● **EXERCISE**
Every record should be copied exactly, except that pictures are to be omitted.

● **ITEMS**
* Begin *
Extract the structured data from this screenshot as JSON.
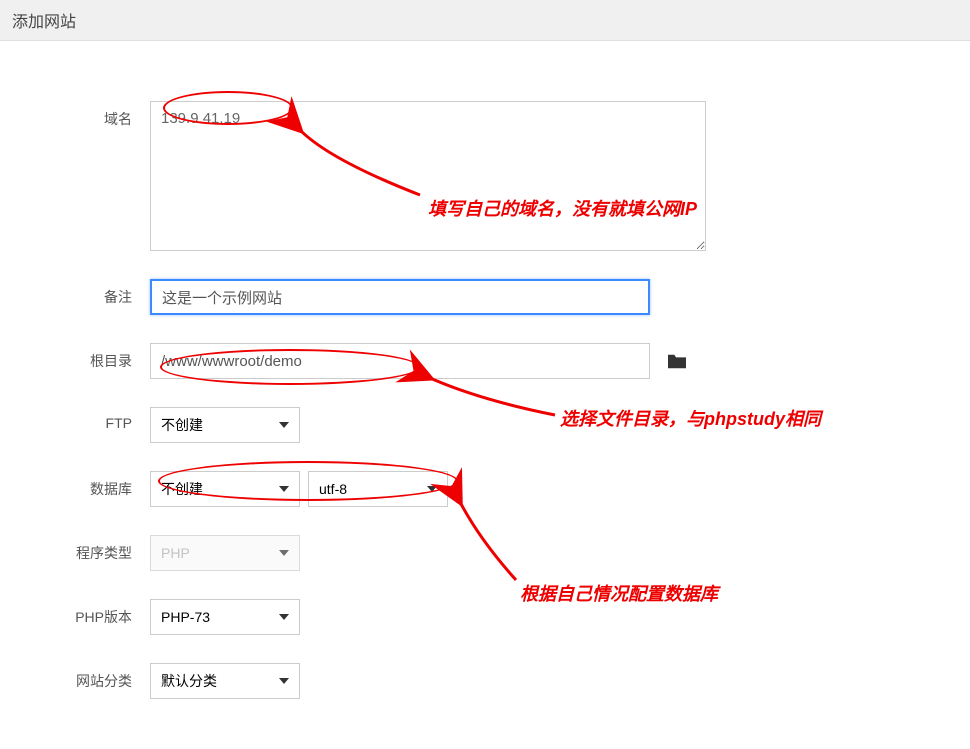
{
  "header": {
    "title": "添加网站"
  },
  "form": {
    "domain": {
      "label": "域名",
      "value": "139.9.41.19"
    },
    "remark": {
      "label": "备注",
      "value": "这是一个示例网站"
    },
    "root": {
      "label": "根目录",
      "value": "/www/wwwroot/demo"
    },
    "ftp": {
      "label": "FTP",
      "value": "不创建"
    },
    "db": {
      "label": "数据库",
      "value": "不创建",
      "charset": "utf-8"
    },
    "ptype": {
      "label": "程序类型",
      "value": "PHP"
    },
    "phpver": {
      "label": "PHP版本",
      "value": "PHP-73"
    },
    "category": {
      "label": "网站分类",
      "value": "默认分类"
    }
  },
  "annotations": {
    "a1": "填写自己的域名，没有就填公网IP",
    "a2": "选择文件目录，与phpstudy相同",
    "a3": "根据自己情况配置数据库"
  }
}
* End *
● **WRITTEN ANSWER**
Extract the structured data from this screenshot as JSON.
{
  "header": {
    "title": "添加网站"
  },
  "form": {
    "domain": {
      "label": "域名",
      "value": "139.9.41.19"
    },
    "remark": {
      "label": "备注",
      "value": "这是一个示例网站"
    },
    "root": {
      "label": "根目录",
      "value": "/www/wwwroot/demo"
    },
    "ftp": {
      "label": "FTP",
      "value": "不创建"
    },
    "db": {
      "label": "数据库",
      "value": "不创建",
      "charset": "utf-8"
    },
    "ptype": {
      "label": "程序类型",
      "value": "PHP"
    },
    "phpver": {
      "label": "PHP版本",
      "value": "PHP-73"
    },
    "category": {
      "label": "网站分类",
      "value": "默认分类"
    }
  },
  "annotations": {
    "a1": "填写自己的域名，没有就填公网IP",
    "a2": "选择文件目录，与phpstudy相同",
    "a3": "根据自己情况配置数据库"
  }
}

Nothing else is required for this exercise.